■ REQUIRED TASK ■
Using the data below, copy every line that contains the word "metric".

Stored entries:

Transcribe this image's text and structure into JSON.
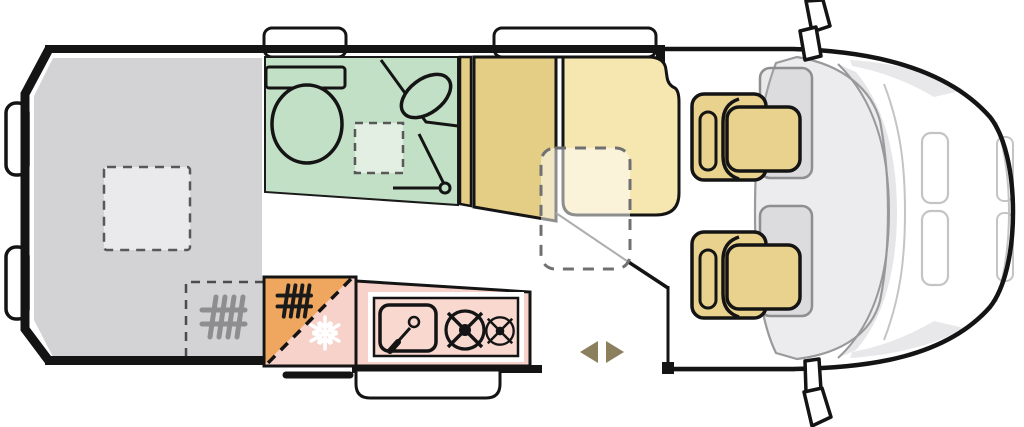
{
  "diagram": {
    "type": "motorhome-floorplan-top-view",
    "colors": {
      "bed": "#d3d3d5",
      "vent": "#eaeaec",
      "bathroom": "#c2e0c6",
      "shower": "#e3efe2",
      "wardrobe": "#e4cd84",
      "bench": "#f5e7af",
      "table": "rgba(255,255,255,0.52)",
      "seat": "#e9d28e",
      "ghost": "rgba(180,180,182,0.28)",
      "kitchen": "#f7d2ca",
      "kitchen_inner": "#f9d8d0",
      "heater_orange": "#efa65f",
      "arrow": "#8c7f5e",
      "heater_gray": "#8e8e90",
      "heater_black": "#1a1a1a",
      "outline": "#141414",
      "dashboard": "#ececee",
      "glass": "#e6e6e8",
      "shade": "#e8e8ea",
      "white": "#ffffff"
    },
    "regions": [
      {
        "id": "rear-bed",
        "label": "transverse rear bed"
      },
      {
        "id": "roof-vent",
        "label": "roof vent (dashed)"
      },
      {
        "id": "underbed-heater-zone",
        "label": "heater zone under bed (dashed)"
      },
      {
        "id": "bathroom",
        "label": "washroom"
      },
      {
        "id": "toilet",
        "label": "toilet"
      },
      {
        "id": "washbasin",
        "label": "corner washbasin"
      },
      {
        "id": "shower-tray",
        "label": "shower tray (dashed)"
      },
      {
        "id": "bathroom-door-swing",
        "label": "door swing"
      },
      {
        "id": "wardrobe",
        "label": "wardrobe"
      },
      {
        "id": "dinette-bench",
        "label": "dinette bench"
      },
      {
        "id": "table",
        "label": "removable table (dashed)"
      },
      {
        "id": "fridge",
        "label": "compressor fridge"
      },
      {
        "id": "heater",
        "label": "heater"
      },
      {
        "id": "kitchen-block",
        "label": "kitchen unit"
      },
      {
        "id": "sink",
        "label": "kitchen sink"
      },
      {
        "id": "hob",
        "label": "two-burner hob"
      },
      {
        "id": "sliding-door",
        "label": "sliding entry door"
      },
      {
        "id": "entry-step",
        "label": "entry step"
      },
      {
        "id": "driver-seat",
        "label": "swivel cab seat"
      },
      {
        "id": "passenger-seat",
        "label": "swivel cab seat"
      },
      {
        "id": "dashboard",
        "label": "cab dashboard"
      },
      {
        "id": "windscreen",
        "label": "windscreen"
      },
      {
        "id": "wing-mirror-top",
        "label": "wing mirror"
      },
      {
        "id": "wing-mirror-bottom",
        "label": "wing mirror"
      },
      {
        "id": "rear-door-handles",
        "label": "rear door handles"
      },
      {
        "id": "window-bathroom",
        "label": "side window"
      },
      {
        "id": "window-dinette",
        "label": "side window"
      }
    ]
  }
}
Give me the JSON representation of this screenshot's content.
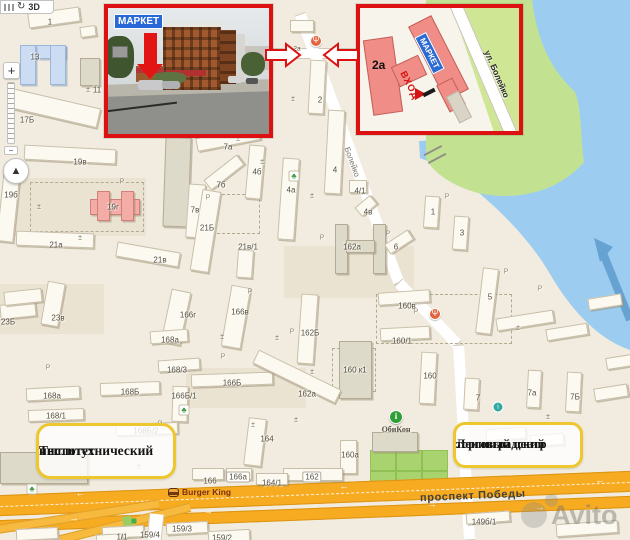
{
  "controls": {
    "rotate_icon": "↻",
    "view_3d": "3D",
    "zoom_in": "+",
    "zoom_out": "−",
    "compass_needle": "▲"
  },
  "insets": {
    "photo": {
      "sign_abv": "АБВ",
      "sign_market": "МАРКЕТ"
    },
    "plan": {
      "building_no": "2а",
      "sign_abv": "АБВ",
      "sign_market": "МАРКЕТ",
      "entrance": "ВХОД",
      "street": "ул. Болейко"
    }
  },
  "annotations": {
    "left_box": {
      "line1": "Теплотехнический",
      "line2": "институт"
    },
    "right_box": {
      "line1": "Ленинградский",
      "line2": "торговый центр"
    }
  },
  "streets": {
    "boleyko": "Болейко",
    "pobedy": "проспект Победы"
  },
  "pois_text": {
    "burger_king": "Burger King",
    "obikon": "ОбиКон"
  },
  "watermark": "Avito",
  "poi_glyphs": {
    "food": "Ψ",
    "info": "i",
    "teal": "i",
    "tree": "♣",
    "monument": "±",
    "parking": "P"
  },
  "map_labels": [
    {
      "t": "1",
      "x": 50,
      "y": 22
    },
    {
      "t": "13",
      "x": 35,
      "y": 57
    },
    {
      "t": "11",
      "x": 97,
      "y": 90
    },
    {
      "t": "17Б",
      "x": 27,
      "y": 120
    },
    {
      "t": "19в",
      "x": 80,
      "y": 162
    },
    {
      "t": "19б",
      "x": 11,
      "y": 195
    },
    {
      "t": "19г",
      "x": 113,
      "y": 207
    },
    {
      "t": "21а",
      "x": 56,
      "y": 245
    },
    {
      "t": "21в",
      "x": 160,
      "y": 260
    },
    {
      "t": "7в",
      "x": 195,
      "y": 210
    },
    {
      "t": "7а",
      "x": 228,
      "y": 147
    },
    {
      "t": "7б",
      "x": 221,
      "y": 185
    },
    {
      "t": "4б",
      "x": 257,
      "y": 172
    },
    {
      "t": "4а",
      "x": 291,
      "y": 190
    },
    {
      "t": "4",
      "x": 335,
      "y": 170
    },
    {
      "t": "2",
      "x": 320,
      "y": 100
    },
    {
      "t": "2а",
      "x": 297,
      "y": 49,
      "c": "sm"
    },
    {
      "t": "4/1",
      "x": 360,
      "y": 191
    },
    {
      "t": "4в",
      "x": 368,
      "y": 212
    },
    {
      "t": "21Б",
      "x": 207,
      "y": 228
    },
    {
      "t": "21в/1",
      "x": 248,
      "y": 247
    },
    {
      "t": "162а",
      "x": 352,
      "y": 247
    },
    {
      "t": "6",
      "x": 396,
      "y": 247
    },
    {
      "t": "23Б",
      "x": 8,
      "y": 322
    },
    {
      "t": "23в",
      "x": 58,
      "y": 318
    },
    {
      "t": "166г",
      "x": 188,
      "y": 315
    },
    {
      "t": "166в",
      "x": 240,
      "y": 312
    },
    {
      "t": "168а",
      "x": 170,
      "y": 340
    },
    {
      "t": "168/3",
      "x": 177,
      "y": 370
    },
    {
      "t": "168Б",
      "x": 130,
      "y": 392
    },
    {
      "t": "166Б/1",
      "x": 184,
      "y": 396
    },
    {
      "t": "168а",
      "x": 52,
      "y": 396
    },
    {
      "t": "168/1",
      "x": 56,
      "y": 416
    },
    {
      "t": "168Б/2",
      "x": 146,
      "y": 431
    },
    {
      "t": "162Б",
      "x": 310,
      "y": 333
    },
    {
      "t": "160в",
      "x": 407,
      "y": 306
    },
    {
      "t": "160/1",
      "x": 402,
      "y": 341
    },
    {
      "t": "160 к1",
      "x": 355,
      "y": 370
    },
    {
      "t": "166Б",
      "x": 232,
      "y": 383
    },
    {
      "t": "162а",
      "x": 307,
      "y": 394
    },
    {
      "t": "1",
      "x": 433,
      "y": 212
    },
    {
      "t": "3",
      "x": 462,
      "y": 233
    },
    {
      "t": "5",
      "x": 490,
      "y": 297
    },
    {
      "t": "160",
      "x": 430,
      "y": 376
    },
    {
      "t": "7",
      "x": 478,
      "y": 398
    },
    {
      "t": "7а",
      "x": 532,
      "y": 393
    },
    {
      "t": "7Б",
      "x": 575,
      "y": 397
    },
    {
      "t": "164",
      "x": 267,
      "y": 439
    },
    {
      "t": "160а",
      "x": 350,
      "y": 455
    },
    {
      "t": "162",
      "x": 312,
      "y": 477,
      "c": "plate"
    },
    {
      "t": "166",
      "x": 210,
      "y": 481
    },
    {
      "t": "166а",
      "x": 238,
      "y": 477,
      "c": "plate"
    },
    {
      "t": "164/1",
      "x": 272,
      "y": 483
    },
    {
      "t": "159/3",
      "x": 182,
      "y": 529
    },
    {
      "t": "159/4",
      "x": 150,
      "y": 535
    },
    {
      "t": "1/1",
      "x": 122,
      "y": 537
    },
    {
      "t": "159/2",
      "x": 222,
      "y": 538
    },
    {
      "t": "149б/1",
      "x": 484,
      "y": 522
    }
  ],
  "pois": [
    {
      "k": "food",
      "x": 316,
      "y": 41
    },
    {
      "k": "food",
      "x": 435,
      "y": 314
    },
    {
      "k": "info",
      "x": 396,
      "y": 417,
      "label": "ОбиКон"
    },
    {
      "k": "teal",
      "x": 498,
      "y": 407
    },
    {
      "k": "tree",
      "x": 16,
      "y": 171
    },
    {
      "k": "tree",
      "x": 32,
      "y": 489
    },
    {
      "k": "tree",
      "x": 294,
      "y": 176
    },
    {
      "k": "tree",
      "x": 184,
      "y": 410
    },
    {
      "k": "monument",
      "x": 88,
      "y": 90
    },
    {
      "k": "monument",
      "x": 293,
      "y": 99
    },
    {
      "k": "monument",
      "x": 39,
      "y": 207
    },
    {
      "k": "monument",
      "x": 80,
      "y": 238
    },
    {
      "k": "monument",
      "x": 238,
      "y": 139
    },
    {
      "k": "monument",
      "x": 262,
      "y": 162
    },
    {
      "k": "monument",
      "x": 312,
      "y": 196
    },
    {
      "k": "monument",
      "x": 222,
      "y": 337
    },
    {
      "k": "monument",
      "x": 277,
      "y": 338
    },
    {
      "k": "monument",
      "x": 312,
      "y": 372
    },
    {
      "k": "monument",
      "x": 253,
      "y": 425
    },
    {
      "k": "monument",
      "x": 518,
      "y": 328
    },
    {
      "k": "monument",
      "x": 548,
      "y": 417
    },
    {
      "k": "monument",
      "x": 139,
      "y": 467
    },
    {
      "k": "monument",
      "x": 296,
      "y": 420
    },
    {
      "k": "parking",
      "x": 122,
      "y": 182
    },
    {
      "k": "parking",
      "x": 208,
      "y": 198
    },
    {
      "k": "parking",
      "x": 250,
      "y": 292
    },
    {
      "k": "parking",
      "x": 322,
      "y": 238
    },
    {
      "k": "parking",
      "x": 388,
      "y": 234
    },
    {
      "k": "parking",
      "x": 447,
      "y": 197
    },
    {
      "k": "parking",
      "x": 416,
      "y": 312
    },
    {
      "k": "parking",
      "x": 506,
      "y": 272
    },
    {
      "k": "parking",
      "x": 540,
      "y": 289
    },
    {
      "k": "parking",
      "x": 160,
      "y": 424
    },
    {
      "k": "parking",
      "x": 48,
      "y": 368
    },
    {
      "k": "parking",
      "x": 292,
      "y": 332
    },
    {
      "k": "parking",
      "x": 223,
      "y": 357
    },
    {
      "k": "parking",
      "x": 470,
      "y": 452
    },
    {
      "k": "dot",
      "x": 134,
      "y": 521
    }
  ],
  "road_arrows": [
    {
      "d": "←",
      "x": 80,
      "y": 493
    },
    {
      "d": "←",
      "x": 218,
      "y": 491
    },
    {
      "d": "←",
      "x": 344,
      "y": 486
    },
    {
      "d": "←",
      "x": 600,
      "y": 480
    },
    {
      "d": "→",
      "x": 74,
      "y": 518
    },
    {
      "d": "→",
      "x": 208,
      "y": 511
    },
    {
      "d": "→",
      "x": 432,
      "y": 504
    },
    {
      "d": "→",
      "x": 540,
      "y": 507
    }
  ],
  "colors": {
    "accent_red": "#dd1111",
    "note_yellow": "#eec72e",
    "water": "#9ccdf0",
    "green": "#c3e291",
    "highway_orange": "#f7ab21",
    "highlight_blue": "#cbdcf3",
    "building_pink": "#f3aca6"
  }
}
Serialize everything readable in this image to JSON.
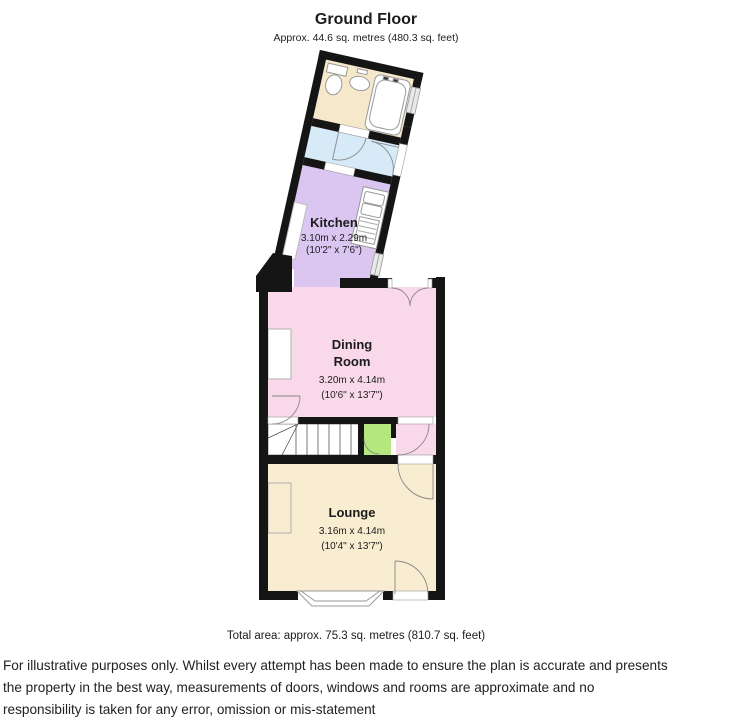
{
  "plan": {
    "title": "Ground Floor",
    "subtitle": "Approx. 44.6 sq. metres (480.3 sq. feet)",
    "total": "Total area: approx. 75.3 sq. metres (810.7 sq. feet)",
    "rooms": {
      "kitchen": {
        "name": "Kitchen",
        "metric": "3.10m x 2.29m",
        "imperial": "(10'2\" x 7'6\")"
      },
      "dining": {
        "name1": "Dining",
        "name2": "Room",
        "metric": "3.20m x 4.14m",
        "imperial": "(10'6\" x 13'7\")"
      },
      "lounge": {
        "name": "Lounge",
        "metric": "3.16m x 4.14m",
        "imperial": "(10'4\" x 13'7\")"
      }
    }
  },
  "disclaimer": {
    "line1": "For illustrative purposes only. Whilst every attempt has been made to ensure the plan is accurate and presents",
    "line2": "the property in the best way, measurements of doors, windows and rooms are approximate and no",
    "line3": "responsibility is taken for any error, omission or mis-statement"
  },
  "colors": {
    "wall": "#151515",
    "bathroom": "#f6e8cb",
    "landing": "#d6ebf7",
    "kitchen": "#dbc6f1",
    "dining": "#f9d8e9",
    "lounge": "#f8ecd1",
    "cupboard": "#b4e77e",
    "window": "#e9e9e9",
    "fixture": "#ffffff"
  }
}
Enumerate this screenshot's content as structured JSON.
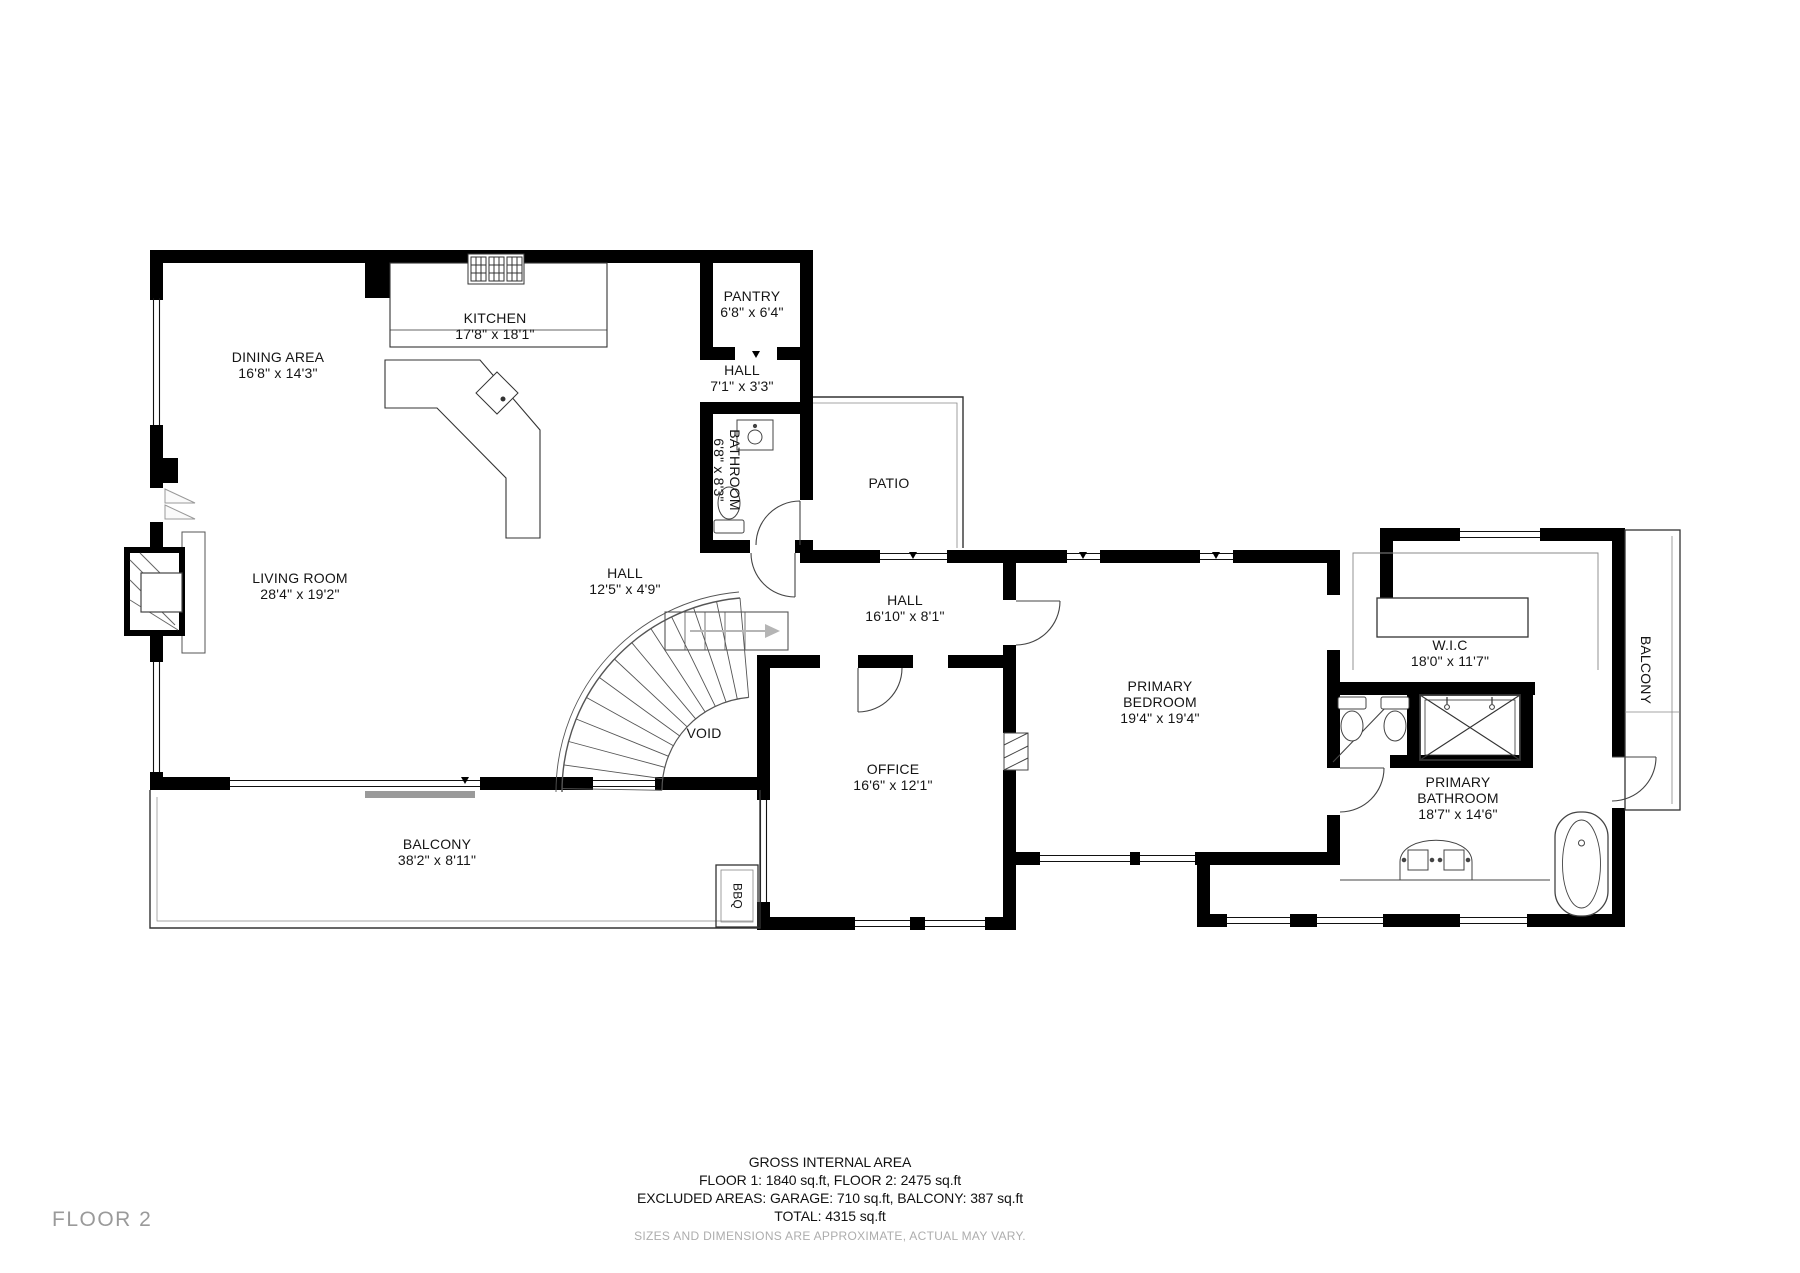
{
  "floor_label": "FLOOR 2",
  "rooms": {
    "kitchen": {
      "name": "KITCHEN",
      "dims": "17'8\" x 18'1\""
    },
    "dining": {
      "name": "DINING AREA",
      "dims": "16'8\" x 14'3\""
    },
    "pantry": {
      "name": "PANTRY",
      "dims": "6'8\" x 6'4\""
    },
    "hall_upper": {
      "name": "HALL",
      "dims": "7'1\" x 3'3\""
    },
    "bathroom": {
      "name": "BATHROOM",
      "dims": "6'8\" x 8'3\""
    },
    "patio": {
      "name": "PATIO",
      "dims": ""
    },
    "living": {
      "name": "LIVING ROOM",
      "dims": "28'4\" x 19'2\""
    },
    "hall_mid": {
      "name": "HALL",
      "dims": "12'5\" x 4'9\""
    },
    "hall_east": {
      "name": "HALL",
      "dims": "16'10\" x 8'1\""
    },
    "void": {
      "name": "VOID",
      "dims": ""
    },
    "office": {
      "name": "OFFICE",
      "dims": "16'6\" x 12'1\""
    },
    "primary_bedroom": {
      "name": "PRIMARY BEDROOM",
      "dims": "19'4\" x 19'4\""
    },
    "wic": {
      "name": "W.I.C",
      "dims": "18'0\" x 11'7\""
    },
    "balcony_right": {
      "name": "BALCONY",
      "dims": ""
    },
    "primary_bathroom": {
      "name": "PRIMARY BATHROOM",
      "dims": "18'7\" x 14'6\""
    },
    "balcony_bottom": {
      "name": "BALCONY",
      "dims": "38'2\" x 8'11\""
    },
    "bbq": {
      "name": "BBQ",
      "dims": ""
    }
  },
  "footer": {
    "title": "GROSS INTERNAL AREA",
    "line1": "FLOOR 1: 1840 sq.ft, FLOOR 2: 2475 sq.ft",
    "line2": "EXCLUDED AREAS: GARAGE: 710 sq.ft, BALCONY: 387 sq.ft",
    "total": "TOTAL: 4315 sq.ft",
    "disclaimer": "SIZES AND DIMENSIONS ARE APPROXIMATE, ACTUAL MAY VARY."
  },
  "colors": {
    "wall": "#000000",
    "background": "#ffffff",
    "muted_text": "#9a9a9a"
  }
}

■ COMPLETED TASK ■
        "metric": "3.10m x 2.29m",
        "metric": "3.20m x 4.14m",
        "metric": "3.16m x 4.14m",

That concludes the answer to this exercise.